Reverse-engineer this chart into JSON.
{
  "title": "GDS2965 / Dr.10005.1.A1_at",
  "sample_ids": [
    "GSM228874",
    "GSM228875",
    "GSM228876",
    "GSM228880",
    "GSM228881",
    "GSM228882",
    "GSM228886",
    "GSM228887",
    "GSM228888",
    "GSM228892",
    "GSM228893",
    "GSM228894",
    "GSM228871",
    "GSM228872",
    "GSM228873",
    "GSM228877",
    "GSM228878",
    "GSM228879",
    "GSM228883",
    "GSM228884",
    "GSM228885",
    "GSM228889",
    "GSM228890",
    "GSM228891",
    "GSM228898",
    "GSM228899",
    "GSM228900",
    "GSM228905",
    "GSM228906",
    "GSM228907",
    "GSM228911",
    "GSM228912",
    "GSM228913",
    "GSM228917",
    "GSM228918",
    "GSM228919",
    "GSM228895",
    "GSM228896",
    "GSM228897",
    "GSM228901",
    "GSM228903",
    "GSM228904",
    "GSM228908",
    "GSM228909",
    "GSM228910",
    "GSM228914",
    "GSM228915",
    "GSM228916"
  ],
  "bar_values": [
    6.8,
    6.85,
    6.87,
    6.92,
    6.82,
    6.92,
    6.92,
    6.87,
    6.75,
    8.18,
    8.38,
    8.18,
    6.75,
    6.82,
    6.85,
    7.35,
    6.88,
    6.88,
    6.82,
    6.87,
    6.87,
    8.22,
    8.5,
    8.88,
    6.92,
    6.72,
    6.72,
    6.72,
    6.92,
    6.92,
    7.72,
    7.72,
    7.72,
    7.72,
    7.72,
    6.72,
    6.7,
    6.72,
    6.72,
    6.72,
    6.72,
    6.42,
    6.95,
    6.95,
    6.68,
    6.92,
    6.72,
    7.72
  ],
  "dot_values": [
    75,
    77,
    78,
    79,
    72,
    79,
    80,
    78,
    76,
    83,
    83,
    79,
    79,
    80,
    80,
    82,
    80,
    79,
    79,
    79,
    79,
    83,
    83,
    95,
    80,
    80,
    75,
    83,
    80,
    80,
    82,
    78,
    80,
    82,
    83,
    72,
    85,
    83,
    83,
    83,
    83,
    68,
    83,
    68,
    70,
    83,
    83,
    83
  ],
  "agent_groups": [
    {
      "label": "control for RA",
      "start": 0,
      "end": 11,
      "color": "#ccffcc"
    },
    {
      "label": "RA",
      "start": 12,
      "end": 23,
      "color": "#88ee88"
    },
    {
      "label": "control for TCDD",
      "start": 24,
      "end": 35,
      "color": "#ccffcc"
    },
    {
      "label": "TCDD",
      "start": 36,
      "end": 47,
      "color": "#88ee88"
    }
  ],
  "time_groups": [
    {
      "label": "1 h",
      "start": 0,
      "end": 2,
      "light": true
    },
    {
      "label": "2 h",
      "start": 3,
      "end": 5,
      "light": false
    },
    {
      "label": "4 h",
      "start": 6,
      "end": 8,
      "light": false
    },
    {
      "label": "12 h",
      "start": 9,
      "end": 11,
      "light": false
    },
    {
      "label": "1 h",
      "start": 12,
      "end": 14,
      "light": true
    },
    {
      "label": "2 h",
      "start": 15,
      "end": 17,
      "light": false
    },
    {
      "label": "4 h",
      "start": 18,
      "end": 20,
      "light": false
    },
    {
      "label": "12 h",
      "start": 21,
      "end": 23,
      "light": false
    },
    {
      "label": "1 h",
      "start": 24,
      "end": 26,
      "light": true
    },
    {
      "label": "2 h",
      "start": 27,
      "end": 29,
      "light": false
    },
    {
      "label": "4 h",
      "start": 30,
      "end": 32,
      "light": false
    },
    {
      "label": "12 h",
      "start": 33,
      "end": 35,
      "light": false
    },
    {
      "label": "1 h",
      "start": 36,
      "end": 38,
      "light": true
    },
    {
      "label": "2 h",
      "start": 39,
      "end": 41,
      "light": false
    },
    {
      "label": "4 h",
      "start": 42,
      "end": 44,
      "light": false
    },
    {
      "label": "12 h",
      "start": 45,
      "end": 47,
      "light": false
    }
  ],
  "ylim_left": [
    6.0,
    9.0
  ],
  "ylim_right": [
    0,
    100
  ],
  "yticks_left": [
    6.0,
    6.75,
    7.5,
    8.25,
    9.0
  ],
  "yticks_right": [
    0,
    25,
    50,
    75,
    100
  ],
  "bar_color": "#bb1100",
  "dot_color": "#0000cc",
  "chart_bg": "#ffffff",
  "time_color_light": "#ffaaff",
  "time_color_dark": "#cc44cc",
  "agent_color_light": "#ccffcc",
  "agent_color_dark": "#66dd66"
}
* * * * * * * * *
• _Problem requirements_
Every line of the data above should be copied exactly.

• _Written response_
Reverse-engineer this chart into JSON.
{
  "title": "GDS2965 / Dr.10005.1.A1_at",
  "sample_ids": [
    "GSM228874",
    "GSM228875",
    "GSM228876",
    "GSM228880",
    "GSM228881",
    "GSM228882",
    "GSM228886",
    "GSM228887",
    "GSM228888",
    "GSM228892",
    "GSM228893",
    "GSM228894",
    "GSM228871",
    "GSM228872",
    "GSM228873",
    "GSM228877",
    "GSM228878",
    "GSM228879",
    "GSM228883",
    "GSM228884",
    "GSM228885",
    "GSM228889",
    "GSM228890",
    "GSM228891",
    "GSM228898",
    "GSM228899",
    "GSM228900",
    "GSM228905",
    "GSM228906",
    "GSM228907",
    "GSM228911",
    "GSM228912",
    "GSM228913",
    "GSM228917",
    "GSM228918",
    "GSM228919",
    "GSM228895",
    "GSM228896",
    "GSM228897",
    "GSM228901",
    "GSM228903",
    "GSM228904",
    "GSM228908",
    "GSM228909",
    "GSM228910",
    "GSM228914",
    "GSM228915",
    "GSM228916"
  ],
  "bar_values": [
    6.8,
    6.85,
    6.87,
    6.92,
    6.82,
    6.92,
    6.92,
    6.87,
    6.75,
    8.18,
    8.38,
    8.18,
    6.75,
    6.82,
    6.85,
    7.35,
    6.88,
    6.88,
    6.82,
    6.87,
    6.87,
    8.22,
    8.5,
    8.88,
    6.92,
    6.72,
    6.72,
    6.72,
    6.92,
    6.92,
    7.72,
    7.72,
    7.72,
    7.72,
    7.72,
    6.72,
    6.7,
    6.72,
    6.72,
    6.72,
    6.72,
    6.42,
    6.95,
    6.95,
    6.68,
    6.92,
    6.72,
    7.72
  ],
  "dot_values": [
    75,
    77,
    78,
    79,
    72,
    79,
    80,
    78,
    76,
    83,
    83,
    79,
    79,
    80,
    80,
    82,
    80,
    79,
    79,
    79,
    79,
    83,
    83,
    95,
    80,
    80,
    75,
    83,
    80,
    80,
    82,
    78,
    80,
    82,
    83,
    72,
    85,
    83,
    83,
    83,
    83,
    68,
    83,
    68,
    70,
    83,
    83,
    83
  ],
  "agent_groups": [
    {
      "label": "control for RA",
      "start": 0,
      "end": 11,
      "color": "#ccffcc"
    },
    {
      "label": "RA",
      "start": 12,
      "end": 23,
      "color": "#88ee88"
    },
    {
      "label": "control for TCDD",
      "start": 24,
      "end": 35,
      "color": "#ccffcc"
    },
    {
      "label": "TCDD",
      "start": 36,
      "end": 47,
      "color": "#88ee88"
    }
  ],
  "time_groups": [
    {
      "label": "1 h",
      "start": 0,
      "end": 2,
      "light": true
    },
    {
      "label": "2 h",
      "start": 3,
      "end": 5,
      "light": false
    },
    {
      "label": "4 h",
      "start": 6,
      "end": 8,
      "light": false
    },
    {
      "label": "12 h",
      "start": 9,
      "end": 11,
      "light": false
    },
    {
      "label": "1 h",
      "start": 12,
      "end": 14,
      "light": true
    },
    {
      "label": "2 h",
      "start": 15,
      "end": 17,
      "light": false
    },
    {
      "label": "4 h",
      "start": 18,
      "end": 20,
      "light": false
    },
    {
      "label": "12 h",
      "start": 21,
      "end": 23,
      "light": false
    },
    {
      "label": "1 h",
      "start": 24,
      "end": 26,
      "light": true
    },
    {
      "label": "2 h",
      "start": 27,
      "end": 29,
      "light": false
    },
    {
      "label": "4 h",
      "start": 30,
      "end": 32,
      "light": false
    },
    {
      "label": "12 h",
      "start": 33,
      "end": 35,
      "light": false
    },
    {
      "label": "1 h",
      "start": 36,
      "end": 38,
      "light": true
    },
    {
      "label": "2 h",
      "start": 39,
      "end": 41,
      "light": false
    },
    {
      "label": "4 h",
      "start": 42,
      "end": 44,
      "light": false
    },
    {
      "label": "12 h",
      "start": 45,
      "end": 47,
      "light": false
    }
  ],
  "ylim_left": [
    6.0,
    9.0
  ],
  "ylim_right": [
    0,
    100
  ],
  "yticks_left": [
    6.0,
    6.75,
    7.5,
    8.25,
    9.0
  ],
  "yticks_right": [
    0,
    25,
    50,
    75,
    100
  ],
  "bar_color": "#bb1100",
  "dot_color": "#0000cc",
  "chart_bg": "#ffffff",
  "time_color_light": "#ffaaff",
  "time_color_dark": "#cc44cc",
  "agent_color_light": "#ccffcc",
  "agent_color_dark": "#66dd66"
}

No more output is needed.